--- Start Given records ---

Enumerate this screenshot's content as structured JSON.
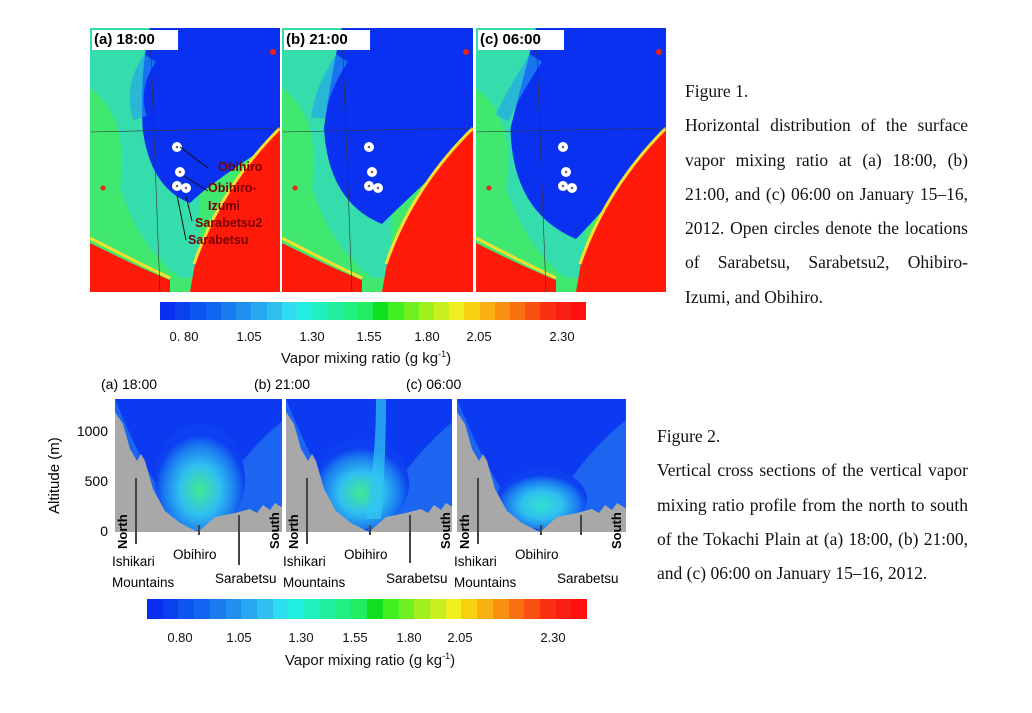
{
  "figure1": {
    "panels": [
      {
        "label": "(a) 18:00",
        "blue_extent": 0.25
      },
      {
        "label": "(b) 21:00",
        "blue_extent": 0.6
      },
      {
        "label": "(c) 06:00",
        "blue_extent": 0.85
      }
    ],
    "stations": [
      "Obihiro",
      "Obihiro-",
      "Izumi",
      "Sarabetsu2",
      "Sarabetsu"
    ],
    "colorbar": {
      "ticks": [
        "0. 80",
        "1.05",
        "1.30",
        "1.55",
        "1.80",
        "2.05",
        "2.30"
      ],
      "title": "Vapor mixing ratio (g kg",
      "title_sup": "-1",
      "title_end": ")"
    },
    "caption": {
      "heading": "Figure 1.",
      "text": "Horizontal distribution of the surface vapor mixing ratio at (a) 18:00, (b) 21:00, and (c) 06:00 on January 15–16, 2012. Open circles denote the locations of Sarabetsu, Sarabetsu2, Ohibiro-Izumi, and Obihiro."
    }
  },
  "figure2": {
    "panels": [
      {
        "label": "(a) 18:00"
      },
      {
        "label": "(b) 21:00"
      },
      {
        "label": "(c) 06:00"
      }
    ],
    "y_axis": {
      "label": "Altitude (m)",
      "ticks": [
        "1000",
        "500",
        "0"
      ]
    },
    "north": "North",
    "south": "South",
    "places": {
      "mountains_1": "Ishikari",
      "mountains_2": "Mountains",
      "obihiro": "Obihiro",
      "sarabetsu": "Sarabetsu"
    },
    "colorbar": {
      "ticks": [
        "0.80",
        "1.05",
        "1.30",
        "1.55",
        "1.80",
        "2.05",
        "2.30"
      ],
      "title": "Vapor mixing ratio (g kg",
      "title_sup": "-1",
      "title_end": ")"
    },
    "caption": {
      "heading": "Figure 2.",
      "text": "Vertical cross sections of the vertical vapor mixing ratio profile from the north to south of the Tokachi Plain at (a) 18:00, (b) 21:00, and (c) 06:00 on January 15–16, 2012."
    }
  },
  "colors": {
    "scale": [
      "#0a2ef0",
      "#0b40f0",
      "#0c55f0",
      "#1066f0",
      "#1a7af0",
      "#2090f0",
      "#28a8f0",
      "#30c0f0",
      "#30dcf0",
      "#20eee0",
      "#20f0c0",
      "#20f0a0",
      "#20f080",
      "#20ee60",
      "#10e020",
      "#40f020",
      "#70f020",
      "#a0f020",
      "#c8f020",
      "#f0f020",
      "#f8d010",
      "#f8b010",
      "#f89010",
      "#f87010",
      "#f85010",
      "#f83010",
      "#f82010",
      "#ff1010"
    ],
    "sea": "#ff1a0a",
    "terrain": "#a8a8a8"
  }
}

--- End Given records ---

■ Aim ■
Of the lines in the material, how many hold the word "label"? Reply with the number only.

■ Written solution ■
7